Data entries
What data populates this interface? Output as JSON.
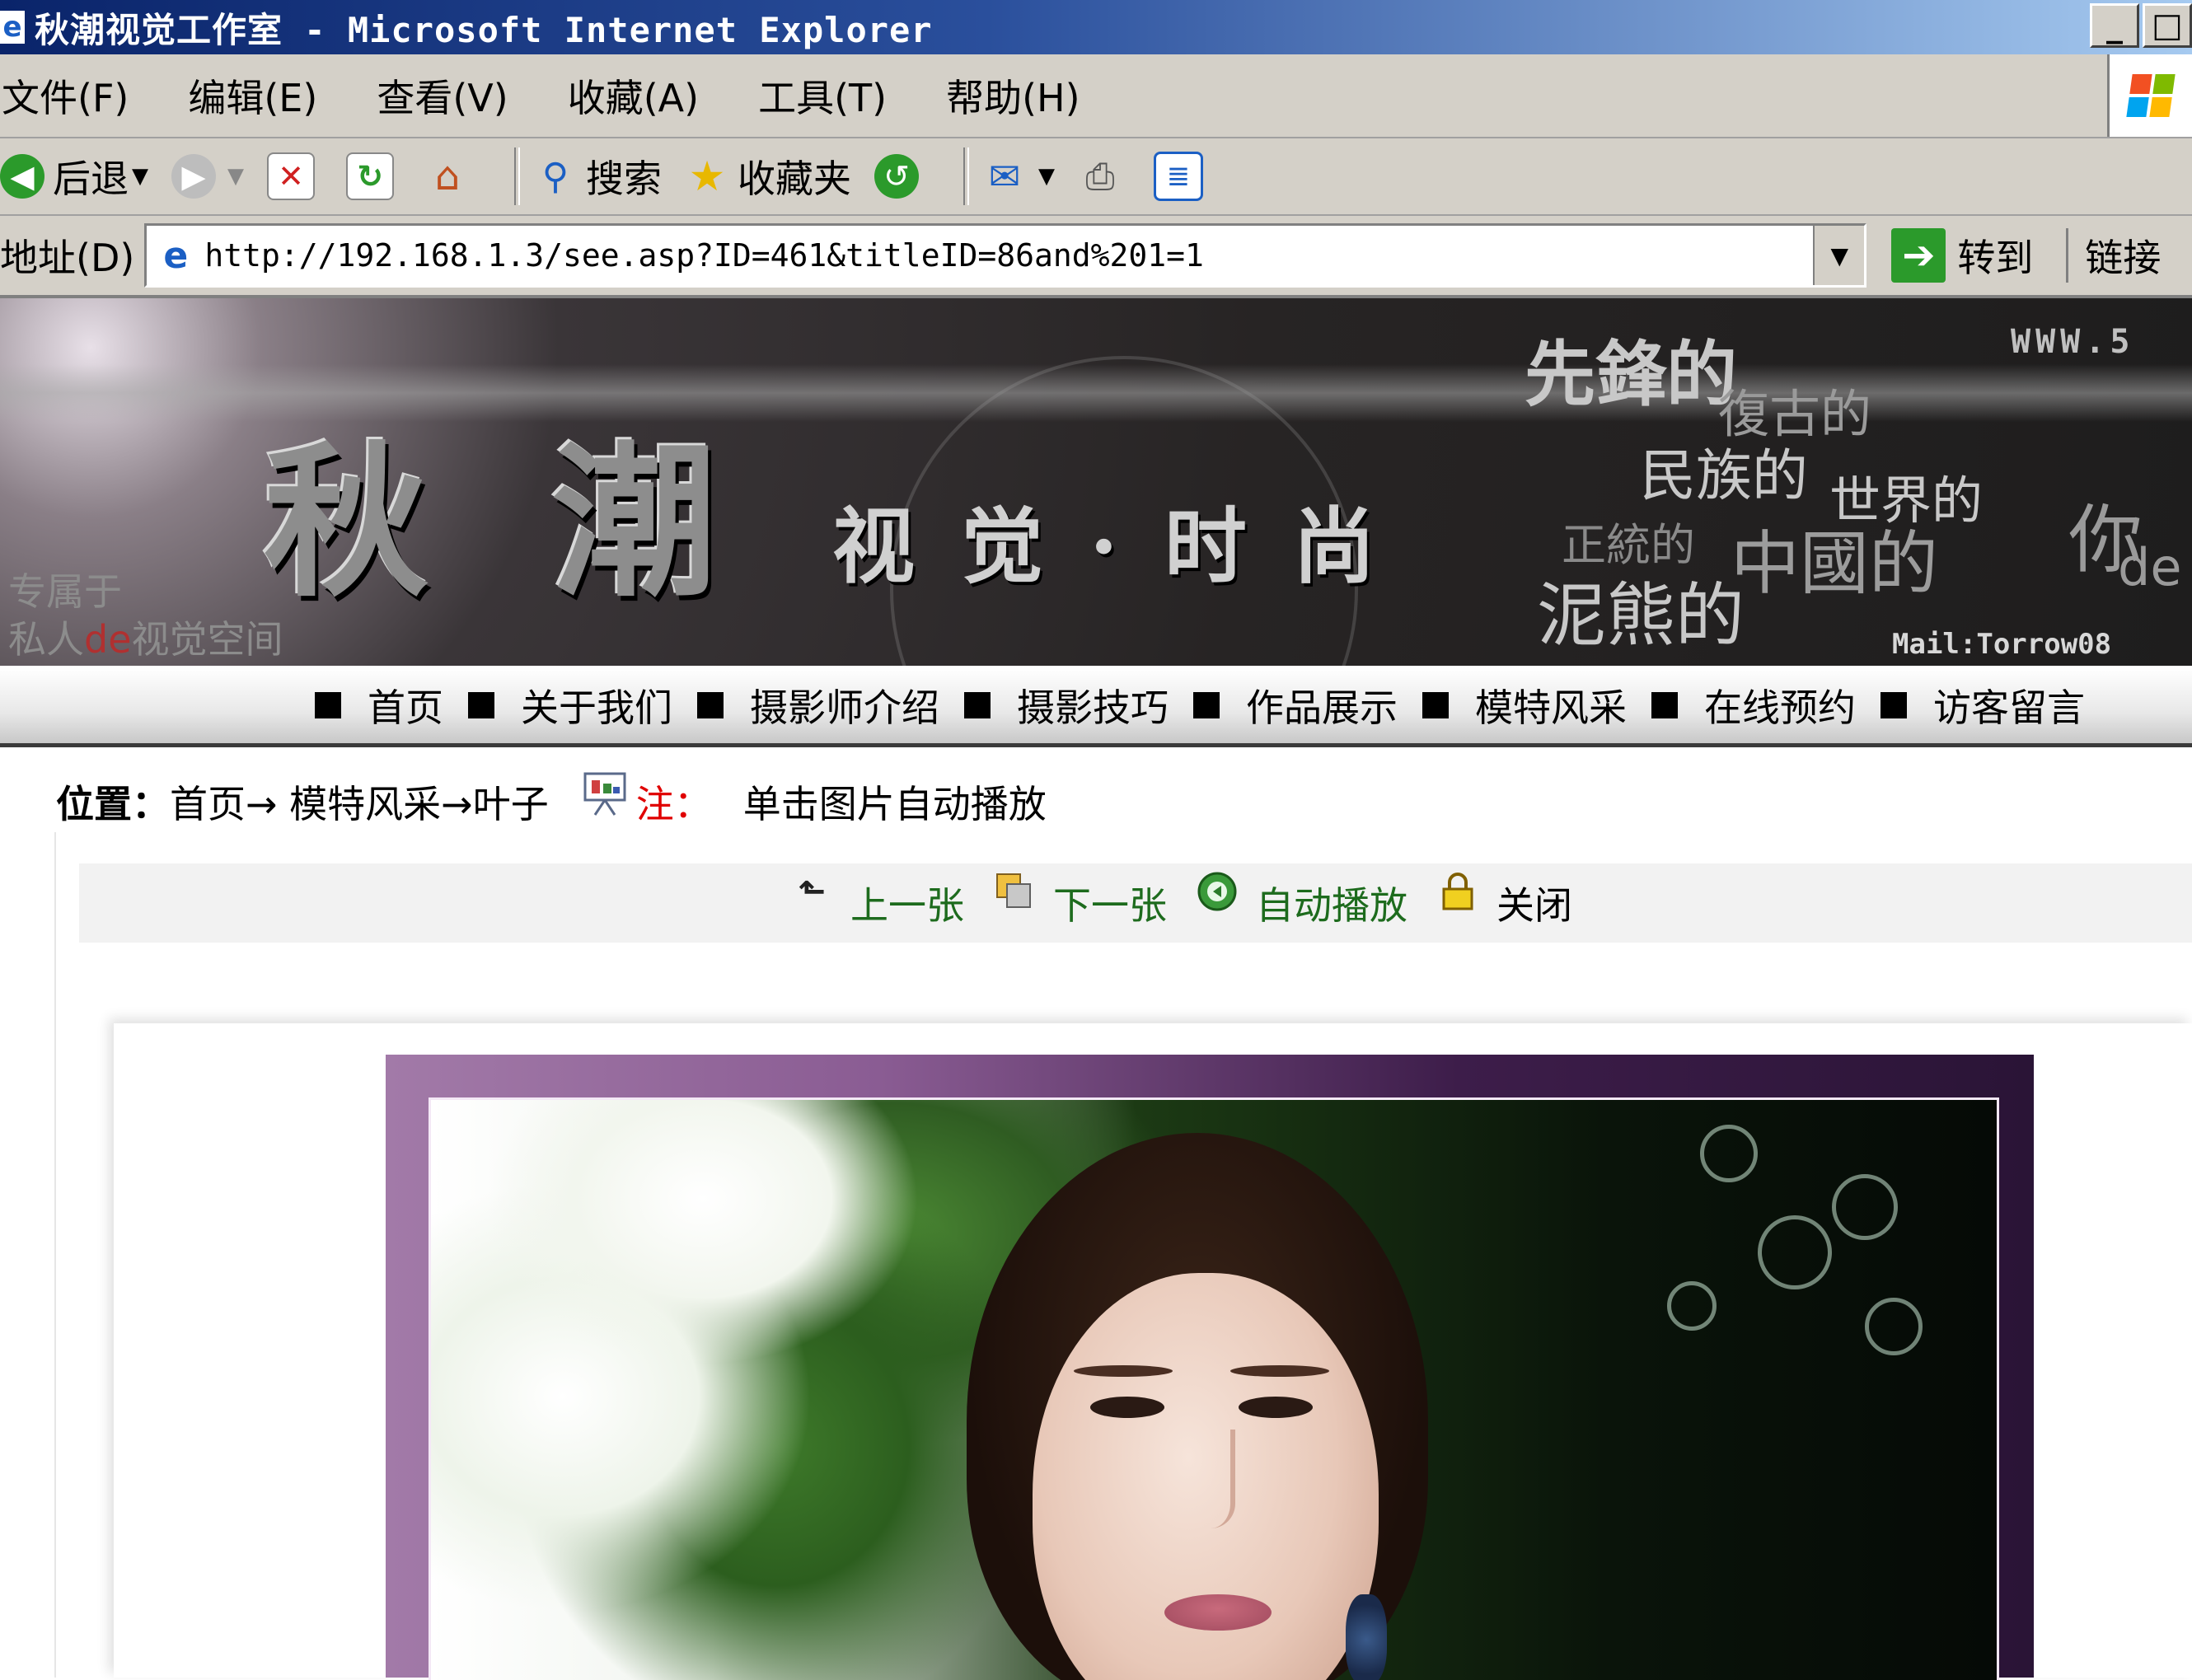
{
  "window": {
    "title": "秋潮视觉工作室 - Microsoft Internet Explorer",
    "icon": "ie-icon",
    "buttons": [
      "minimize",
      "maximize"
    ]
  },
  "menu": [
    "文件(F)",
    "编辑(E)",
    "查看(V)",
    "收藏(A)",
    "工具(T)",
    "帮助(H)"
  ],
  "toolbar": {
    "back": "后退",
    "search": "搜索",
    "favorites": "收藏夹"
  },
  "address": {
    "label": "地址(D)",
    "url": "http://192.168.1.3/see.asp?ID=461&titleID=86and%201=1",
    "go": "转到",
    "links": "链接"
  },
  "banner": {
    "logo": "秋潮",
    "subtitle": "视觉·时尚",
    "side_line1": "专属于",
    "side_line2_a": "私人",
    "side_line2_b": "de",
    "side_line2_c": "视觉空间",
    "words": [
      "先鋒的",
      "復古的",
      "民族的",
      "世界的",
      "正統的",
      "中國的",
      "泥熊的",
      "你",
      "de"
    ],
    "www": "WWW.5",
    "mail": "Mail:Torrow08"
  },
  "nav": [
    "首页",
    "关于我们",
    "摄影师介绍",
    "摄影技巧",
    "作品展示",
    "模特风采",
    "在线预约",
    "访客留言"
  ],
  "breadcrumb": {
    "label": "位置：",
    "path": "首页→ 模特风采→叶子",
    "note_label": "注：",
    "note_text": "单击图片自动播放"
  },
  "controls": {
    "prev": "上一张",
    "next": "下一张",
    "auto": "自动播放",
    "close": "关闭"
  },
  "colors": {
    "title_bar": "#0a246a",
    "chrome": "#d4d0c8",
    "link_green": "#1d6b1d",
    "note_red": "#e00000",
    "photo_frame": "#8a5c93"
  }
}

What is being asked: From the entries above, output every line exactly and omit any image.

Result:
What data populates this interface? Output as JSON.
{
  "window": {
    "title": "秋潮视觉工作室 - Microsoft Internet Explorer",
    "icon": "ie-icon",
    "buttons": [
      "minimize",
      "maximize"
    ]
  },
  "menu": [
    "文件(F)",
    "编辑(E)",
    "查看(V)",
    "收藏(A)",
    "工具(T)",
    "帮助(H)"
  ],
  "toolbar": {
    "back": "后退",
    "search": "搜索",
    "favorites": "收藏夹"
  },
  "address": {
    "label": "地址(D)",
    "url": "http://192.168.1.3/see.asp?ID=461&titleID=86and%201=1",
    "go": "转到",
    "links": "链接"
  },
  "banner": {
    "logo": "秋潮",
    "subtitle": "视觉·时尚",
    "side_line1": "专属于",
    "side_line2_a": "私人",
    "side_line2_b": "de",
    "side_line2_c": "视觉空间",
    "words": [
      "先鋒的",
      "復古的",
      "民族的",
      "世界的",
      "正統的",
      "中國的",
      "泥熊的",
      "你",
      "de"
    ],
    "www": "WWW.5",
    "mail": "Mail:Torrow08"
  },
  "nav": [
    "首页",
    "关于我们",
    "摄影师介绍",
    "摄影技巧",
    "作品展示",
    "模特风采",
    "在线预约",
    "访客留言"
  ],
  "breadcrumb": {
    "label": "位置：",
    "path": "首页→ 模特风采→叶子",
    "note_label": "注：",
    "note_text": "单击图片自动播放"
  },
  "controls": {
    "prev": "上一张",
    "next": "下一张",
    "auto": "自动播放",
    "close": "关闭"
  },
  "colors": {
    "title_bar": "#0a246a",
    "chrome": "#d4d0c8",
    "link_green": "#1d6b1d",
    "note_red": "#e00000",
    "photo_frame": "#8a5c93"
  }
}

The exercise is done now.